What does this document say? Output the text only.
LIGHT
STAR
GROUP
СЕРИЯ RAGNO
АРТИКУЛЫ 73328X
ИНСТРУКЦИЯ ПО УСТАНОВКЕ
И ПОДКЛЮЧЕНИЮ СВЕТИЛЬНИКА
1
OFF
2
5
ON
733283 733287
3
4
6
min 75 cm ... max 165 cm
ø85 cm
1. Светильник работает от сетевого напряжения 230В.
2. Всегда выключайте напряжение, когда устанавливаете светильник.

- _Aim of the task_
Reproduce each line verbatim.

- _The output_
What does this document say? Output the text only.
LIGHT
STAR
GROUP
СЕРИЯ RAGNO
АРТИКУЛЫ 73328X
ИНСТРУКЦИЯ ПО УСТАНОВКЕ
И ПОДКЛЮЧЕНИЮ СВЕТИЛЬНИКА
1
OFF
2
5
ON
733283 733287
3
4
6
min 75 cm ... max 165 cm
ø85 cm
1. Светильник работает от сетевого напряжения 230В.
2. Всегда выключайте напряжение, когда устанавливаете светильник.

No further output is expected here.